*GIVEN INFORMATION*:

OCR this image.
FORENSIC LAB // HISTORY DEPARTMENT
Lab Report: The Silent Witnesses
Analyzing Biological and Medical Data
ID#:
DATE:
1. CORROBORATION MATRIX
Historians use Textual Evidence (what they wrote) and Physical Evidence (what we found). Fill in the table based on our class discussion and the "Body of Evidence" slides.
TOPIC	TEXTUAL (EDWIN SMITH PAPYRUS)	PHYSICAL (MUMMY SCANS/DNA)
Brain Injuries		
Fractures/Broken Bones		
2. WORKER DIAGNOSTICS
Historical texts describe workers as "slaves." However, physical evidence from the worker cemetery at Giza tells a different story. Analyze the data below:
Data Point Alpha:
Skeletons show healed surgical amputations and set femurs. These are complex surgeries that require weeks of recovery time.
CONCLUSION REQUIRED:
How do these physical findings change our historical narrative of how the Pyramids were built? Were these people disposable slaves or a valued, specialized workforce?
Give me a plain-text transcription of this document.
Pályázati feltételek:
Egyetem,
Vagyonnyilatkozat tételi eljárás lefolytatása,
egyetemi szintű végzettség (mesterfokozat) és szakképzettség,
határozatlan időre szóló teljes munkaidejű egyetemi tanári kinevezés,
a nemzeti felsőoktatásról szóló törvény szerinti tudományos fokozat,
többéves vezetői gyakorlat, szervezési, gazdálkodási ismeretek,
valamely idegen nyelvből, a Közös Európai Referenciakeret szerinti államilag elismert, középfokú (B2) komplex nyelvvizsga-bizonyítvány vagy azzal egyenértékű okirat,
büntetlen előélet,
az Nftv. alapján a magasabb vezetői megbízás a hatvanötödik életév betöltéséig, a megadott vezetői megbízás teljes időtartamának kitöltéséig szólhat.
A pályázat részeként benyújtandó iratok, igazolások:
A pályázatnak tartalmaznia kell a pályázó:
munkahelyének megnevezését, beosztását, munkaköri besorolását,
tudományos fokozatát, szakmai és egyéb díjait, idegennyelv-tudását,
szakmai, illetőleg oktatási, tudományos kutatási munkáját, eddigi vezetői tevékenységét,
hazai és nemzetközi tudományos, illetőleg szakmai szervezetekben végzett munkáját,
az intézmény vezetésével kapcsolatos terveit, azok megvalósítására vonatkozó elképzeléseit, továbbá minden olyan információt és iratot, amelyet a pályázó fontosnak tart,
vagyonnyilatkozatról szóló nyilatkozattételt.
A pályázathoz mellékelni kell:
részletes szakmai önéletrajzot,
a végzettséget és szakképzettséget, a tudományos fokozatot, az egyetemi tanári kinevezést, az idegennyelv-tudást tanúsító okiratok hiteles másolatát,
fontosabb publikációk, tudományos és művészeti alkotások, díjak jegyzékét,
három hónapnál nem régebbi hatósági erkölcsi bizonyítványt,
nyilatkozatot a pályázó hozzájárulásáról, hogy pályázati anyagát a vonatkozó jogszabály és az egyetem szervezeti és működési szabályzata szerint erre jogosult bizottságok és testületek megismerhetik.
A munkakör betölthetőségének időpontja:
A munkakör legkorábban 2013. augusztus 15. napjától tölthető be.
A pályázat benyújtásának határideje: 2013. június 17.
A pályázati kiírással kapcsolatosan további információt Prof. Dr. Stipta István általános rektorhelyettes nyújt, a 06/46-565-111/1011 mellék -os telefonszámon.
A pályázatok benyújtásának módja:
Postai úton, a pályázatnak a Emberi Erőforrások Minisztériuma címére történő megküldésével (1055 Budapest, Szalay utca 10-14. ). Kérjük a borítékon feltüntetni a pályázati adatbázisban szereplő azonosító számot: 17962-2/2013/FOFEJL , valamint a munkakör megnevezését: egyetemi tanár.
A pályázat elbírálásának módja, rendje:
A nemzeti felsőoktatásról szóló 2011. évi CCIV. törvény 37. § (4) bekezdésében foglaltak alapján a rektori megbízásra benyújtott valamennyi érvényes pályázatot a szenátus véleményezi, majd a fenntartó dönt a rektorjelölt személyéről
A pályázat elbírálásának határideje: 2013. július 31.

*REQUIREMENT*: Without omitting anything, output the entries exactly.

*EXPECTED ANSWER*:
OCR this image.
FORENSIC LAB // HISTORY DEPARTMENT
Lab Report: The Silent Witnesses
Analyzing Biological and Medical Data
ID#:
DATE:
1. CORROBORATION MATRIX
Historians use Textual Evidence (what they wrote) and Physical Evidence (what we found). Fill in the table based on our class discussion and the "Body of Evidence" slides.
TOPIC	TEXTUAL (EDWIN SMITH PAPYRUS)	PHYSICAL (MUMMY SCANS/DNA)
Brain Injuries		
Fractures/Broken Bones		
2. WORKER DIAGNOSTICS
Historical texts describe workers as "slaves." However, physical evidence from the worker cemetery at Giza tells a different story. Analyze the data below:
Data Point Alpha:
Skeletons show healed surgical amputations and set femurs. These are complex surgeries that require weeks of recovery time.
CONCLUSION REQUIRED:
How do these physical findings change our historical narrative of how the Pyramids were built? Were these people disposable slaves or a valued, specialized workforce?
Give me a plain-text transcription of this document.
Pályázati feltételek:
Egyetem,
Vagyonnyilatkozat tételi eljárás lefolytatása,
egyetemi szintű végzettség (mesterfokozat) és szakképzettség,
határozatlan időre szóló teljes munkaidejű egyetemi tanári kinevezés,
a nemzeti felsőoktatásról szóló törvény szerinti tudományos fokozat,
többéves vezetői gyakorlat, szervezési, gazdálkodási ismeretek,
valamely idegen nyelvből, a Közös Európai Referenciakeret szerinti államilag elismert, középfokú (B2) komplex nyelvvizsga-bizonyítvány vagy azzal egyenértékű okirat,
büntetlen előélet,
az Nftv. alapján a magasabb vezetői megbízás a hatvanötödik életév betöltéséig, a megadott vezetői megbízás teljes időtartamának kitöltéséig szólhat.
A pályázat részeként benyújtandó iratok, igazolások:
A pályázatnak tartalmaznia kell a pályázó:
munkahelyének megnevezését, beosztását, munkaköri besorolását,
tudományos fokozatát, szakmai és egyéb díjait, idegennyelv-tudását,
szakmai, illetőleg oktatási, tudományos kutatási munkáját, eddigi vezetői tevékenységét,
hazai és nemzetközi tudományos, illetőleg szakmai szervezetekben végzett munkáját,
az intézmény vezetésével kapcsolatos terveit, azok megvalósítására vonatkozó elképzeléseit, továbbá minden olyan információt és iratot, amelyet a pályázó fontosnak tart,
vagyonnyilatkozatról szóló nyilatkozattételt.
A pályázathoz mellékelni kell:
részletes szakmai önéletrajzot,
a végzettséget és szakképzettséget, a tudományos fokozatot, az egyetemi tanári kinevezést, az idegennyelv-tudást tanúsító okiratok hiteles másolatát,
fontosabb publikációk, tudományos és művészeti alkotások, díjak jegyzékét,
három hónapnál nem régebbi hatósági erkölcsi bizonyítványt,
nyilatkozatot a pályázó hozzájárulásáról, hogy pályázati anyagát a vonatkozó jogszabály és az egyetem szervezeti és működési szabályzata szerint erre jogosult bizottságok és testületek megismerhetik.
A munkakör betölthetőségének időpontja:
A munkakör legkorábban 2013. augusztus 15. napjától tölthető be.
A pályázat benyújtásának határideje: 2013. június 17.
A pályázati kiírással kapcsolatosan további információt Prof. Dr. Stipta István általános rektorhelyettes nyújt, a 06/46-565-111/1011 mellék -os telefonszámon.
A pályázatok benyújtásának módja:
Postai úton, a pályázatnak a Emberi Erőforrások Minisztériuma címére történő megküldésével (1055 Budapest, Szalay utca 10-14. ). Kérjük a borítékon feltüntetni a pályázati adatbázisban szereplő azonosító számot: 17962-2/2013/FOFEJL , valamint a munkakör megnevezését: egyetemi tanár.
A pályázat elbírálásának módja, rendje:
A nemzeti felsőoktatásról szóló 2011. évi CCIV. törvény 37. § (4) bekezdésében foglaltak alapján a rektori megbízásra benyújtott valamennyi érvényes pályázatot a szenátus véleményezi, majd a fenntartó dönt a rektorjelölt személyéről
A pályázat elbírálásának határideje: 2013. július 31.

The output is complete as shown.